**TASK REQUIREMENTS**
Locate every line in the records below that holds the word "Give" and return each one.

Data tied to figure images

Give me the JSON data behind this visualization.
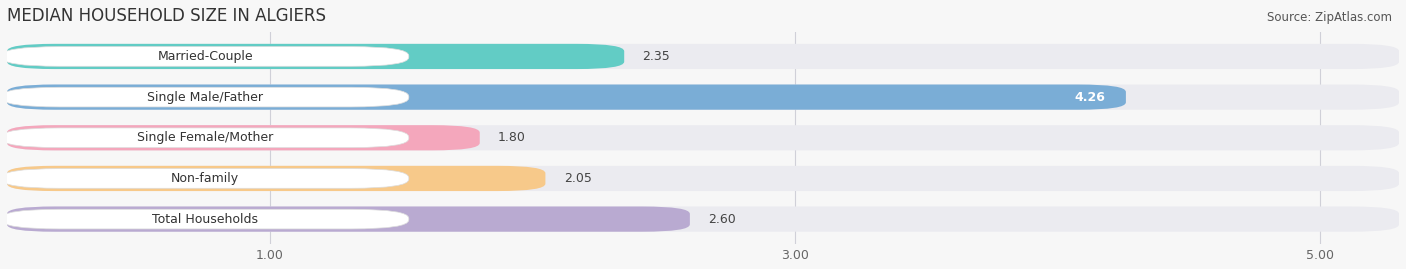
{
  "title": "MEDIAN HOUSEHOLD SIZE IN ALGIERS",
  "source": "Source: ZipAtlas.com",
  "categories": [
    "Married-Couple",
    "Single Male/Father",
    "Single Female/Mother",
    "Non-family",
    "Total Households"
  ],
  "values": [
    2.35,
    4.26,
    1.8,
    2.05,
    2.6
  ],
  "bar_colors": [
    "#62ccc5",
    "#7aadd6",
    "#f4a7bc",
    "#f7c98a",
    "#b9aad1"
  ],
  "bar_bg_color": "#ebebf0",
  "label_bg_color": "#ffffff",
  "value_label_colors": [
    "#444444",
    "#ffffff",
    "#444444",
    "#444444",
    "#444444"
  ],
  "xlim_min": 0.0,
  "xlim_max": 5.3,
  "xticks": [
    1.0,
    3.0,
    5.0
  ],
  "xtick_labels": [
    "1.00",
    "3.00",
    "5.00"
  ],
  "background_color": "#f7f7f7",
  "title_fontsize": 12,
  "source_fontsize": 8.5,
  "bar_label_fontsize": 9,
  "category_fontsize": 9,
  "bar_height": 0.62,
  "bar_gap": 0.38,
  "rounding": 0.18
}
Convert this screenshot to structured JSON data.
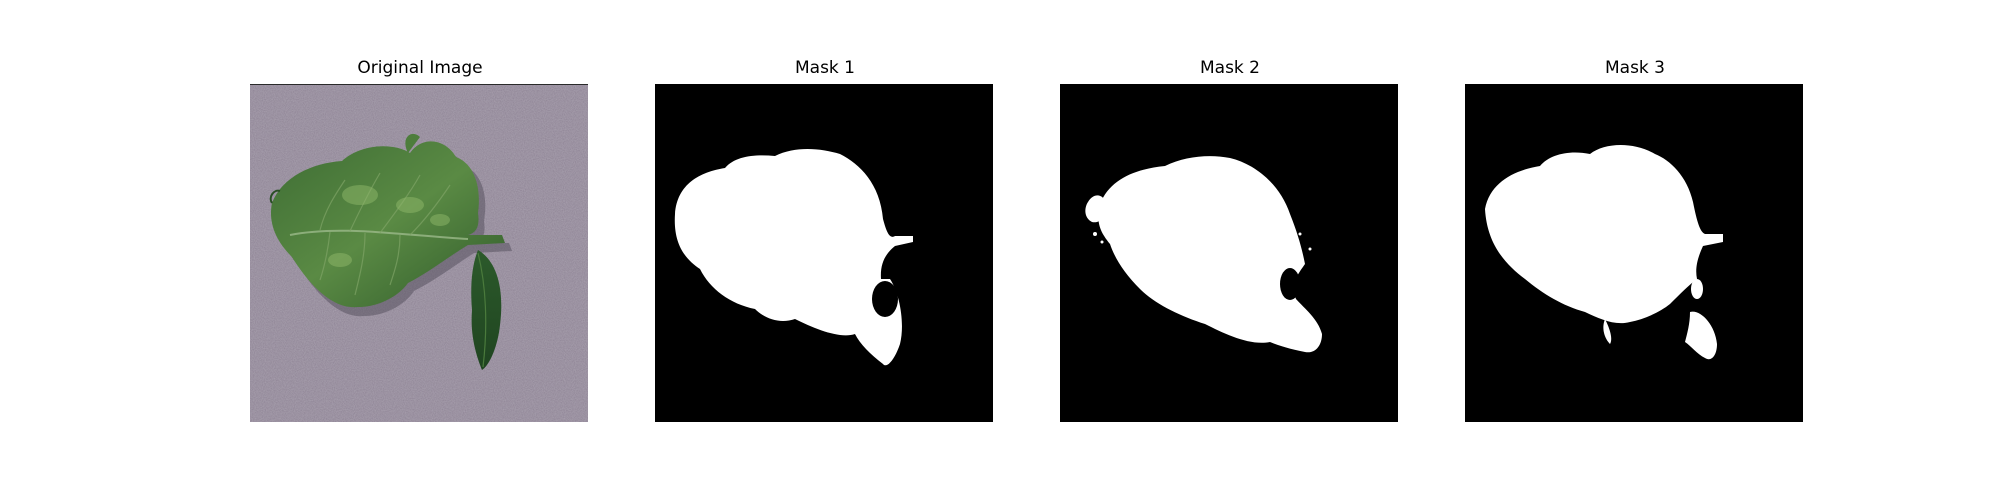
{
  "figure": {
    "panels": [
      {
        "title": "Original Image",
        "kind": "photo",
        "subject": "leaf-photo"
      },
      {
        "title": "Mask 1",
        "kind": "mask",
        "mask_color": "#ffffff",
        "background_color": "#000000"
      },
      {
        "title": "Mask 2",
        "kind": "mask",
        "mask_color": "#ffffff",
        "background_color": "#000000"
      },
      {
        "title": "Mask 3",
        "kind": "mask",
        "mask_color": "#ffffff",
        "background_color": "#000000"
      }
    ]
  },
  "colors": {
    "photo_background": "#8d8294",
    "leaf_dark": "#2f5a2a",
    "leaf_light": "#5f8f47",
    "mask_fg": "#ffffff",
    "mask_bg": "#000000"
  }
}
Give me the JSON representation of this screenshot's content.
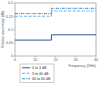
{
  "chart_data": {
    "type": "line",
    "y_label": "Relative uncertainty (dB)",
    "x_label": "Frequency (GHz)",
    "x": [
      0,
      18,
      18,
      40
    ],
    "series": [
      {
        "name": "0 to 3 dB",
        "color": "#1f3f99",
        "line_style": "solid",
        "values": [
          0.06,
          0.06,
          0.08,
          0.08
        ]
      },
      {
        "name": "3 to 40 dB",
        "color": "#5aa9e6",
        "line_style": "dashed",
        "values": [
          0.15,
          0.15,
          0.17,
          0.17
        ]
      },
      {
        "name": "40 to 60 dB",
        "color": "#2e7fbf",
        "line_style": "dashdot",
        "values": [
          0.16,
          0.16,
          0.18,
          0.18
        ]
      }
    ],
    "xlim": [
      0,
      40
    ],
    "xticks": [
      0,
      10,
      20,
      30,
      40
    ],
    "ylim": [
      0,
      0.2
    ],
    "yticks": [
      0,
      0.05,
      0.1,
      0.15,
      0.2
    ],
    "grid": false,
    "legend": "lower left"
  }
}
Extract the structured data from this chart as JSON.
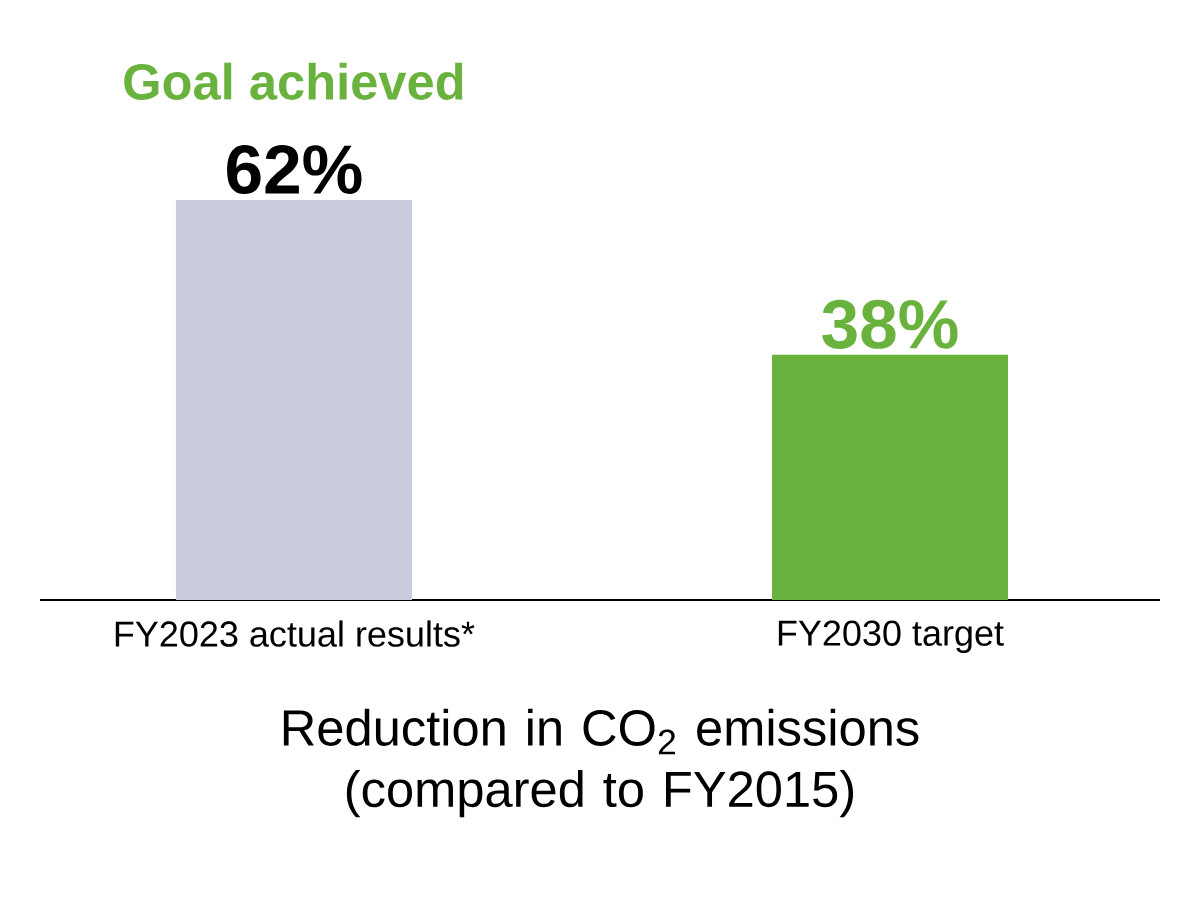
{
  "chart_data": {
    "type": "bar",
    "categories": [
      "FY2023 actual results*",
      "FY2030 target"
    ],
    "values": [
      62,
      38
    ],
    "colors": [
      "#c8ccdc",
      "#6ab23e"
    ],
    "value_labels": [
      "62%",
      "38%"
    ],
    "xlabel": "Reduction in CO$_{2}$ emissions\n(compared to FY2015)",
    "annotations": [
      {
        "text": "Goal achieved",
        "x": "FY2023 actual results*",
        "y": 62
      }
    ]
  }
}
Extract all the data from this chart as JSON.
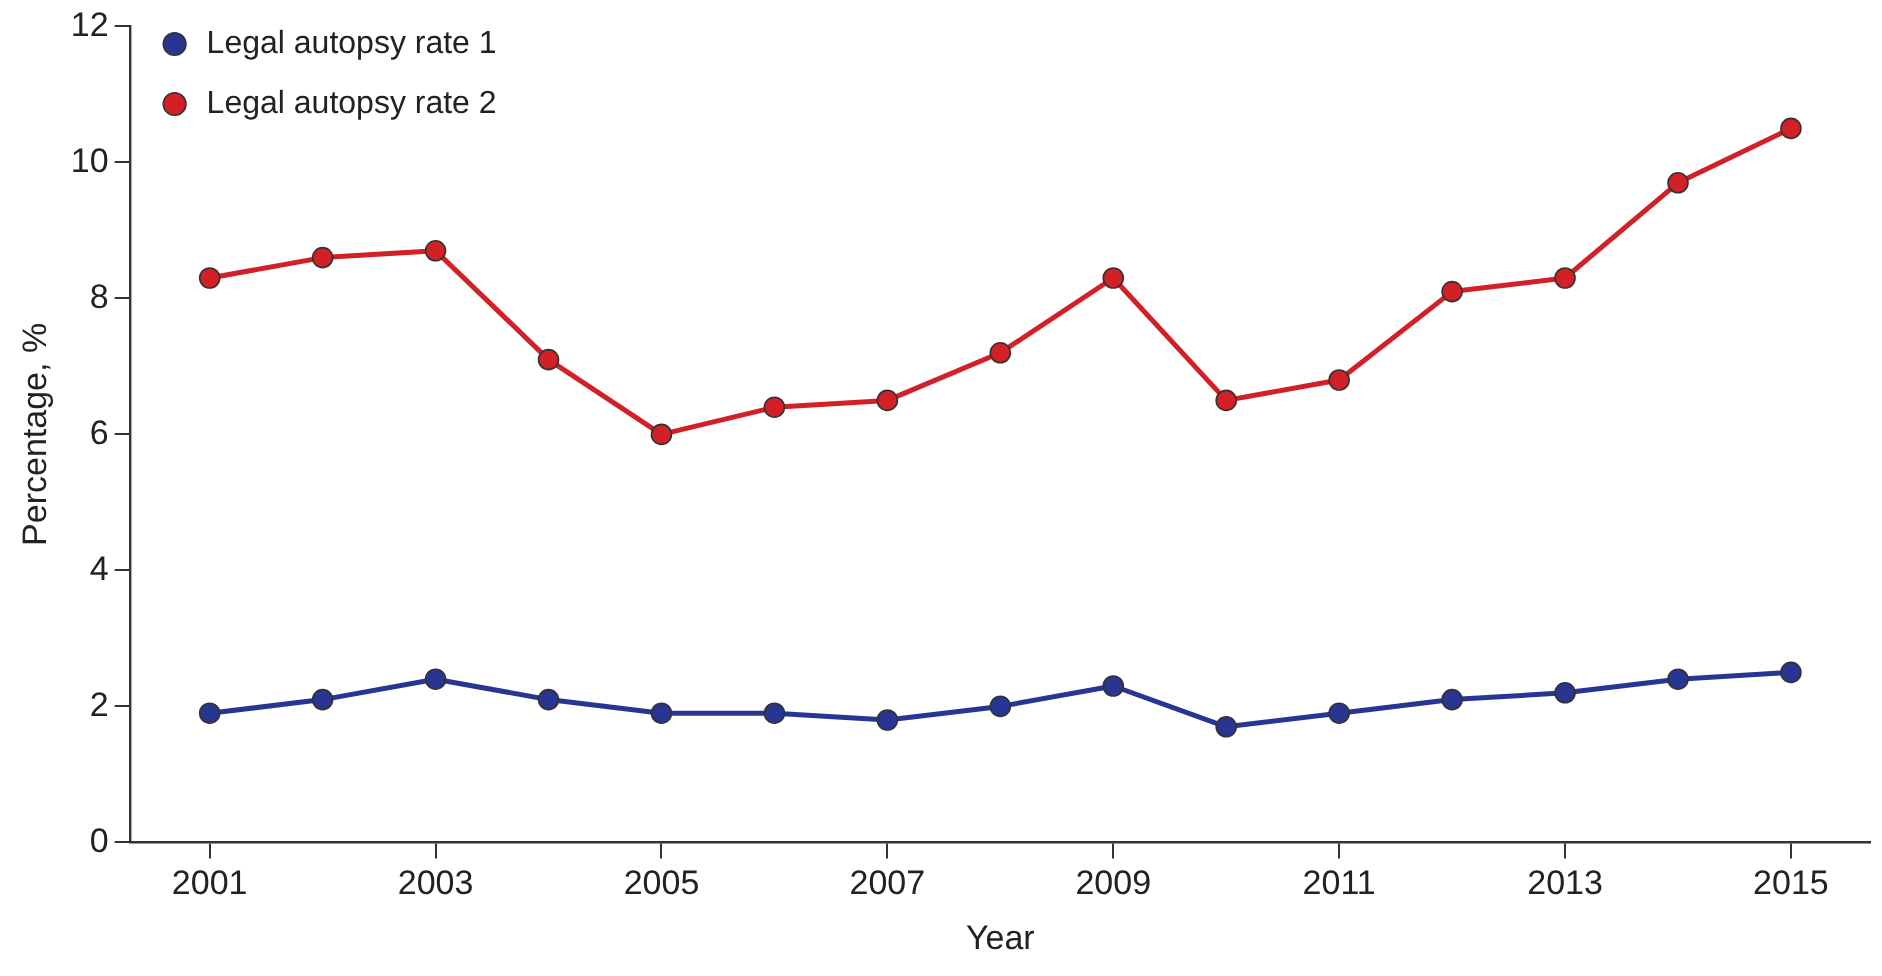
{
  "chart_data": {
    "type": "line",
    "xlabel": "Year",
    "ylabel": "Percentage, %",
    "x": [
      2001,
      2002,
      2003,
      2004,
      2005,
      2006,
      2007,
      2008,
      2009,
      2010,
      2011,
      2012,
      2013,
      2014,
      2015
    ],
    "series": [
      {
        "name": "Legal autopsy rate 1",
        "color": "#283593",
        "values": [
          1.9,
          2.1,
          2.4,
          2.1,
          1.9,
          1.9,
          1.8,
          2.0,
          2.3,
          1.7,
          1.9,
          2.1,
          2.2,
          2.4,
          2.5
        ]
      },
      {
        "name": "Legal autopsy rate 2",
        "color": "#d32027",
        "values": [
          8.3,
          8.6,
          8.7,
          7.1,
          6.0,
          6.4,
          6.5,
          7.2,
          8.3,
          6.5,
          6.8,
          8.1,
          8.3,
          9.7,
          10.5
        ]
      }
    ],
    "xlim": [
      2000.3,
      2015.7
    ],
    "xticks": [
      2001,
      2003,
      2005,
      2007,
      2009,
      2011,
      2013,
      2015
    ],
    "ylim": [
      0,
      12
    ],
    "yticks": [
      0,
      2,
      4,
      6,
      8,
      10,
      12
    ],
    "grid": false,
    "legend": "top left",
    "marker": "circle",
    "line_style": "solid"
  }
}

**SOLUTION FOR THIS PROBLEM**
Give me the JSON data behind this visualization.
Give me the JSON representation of this screenshot's content.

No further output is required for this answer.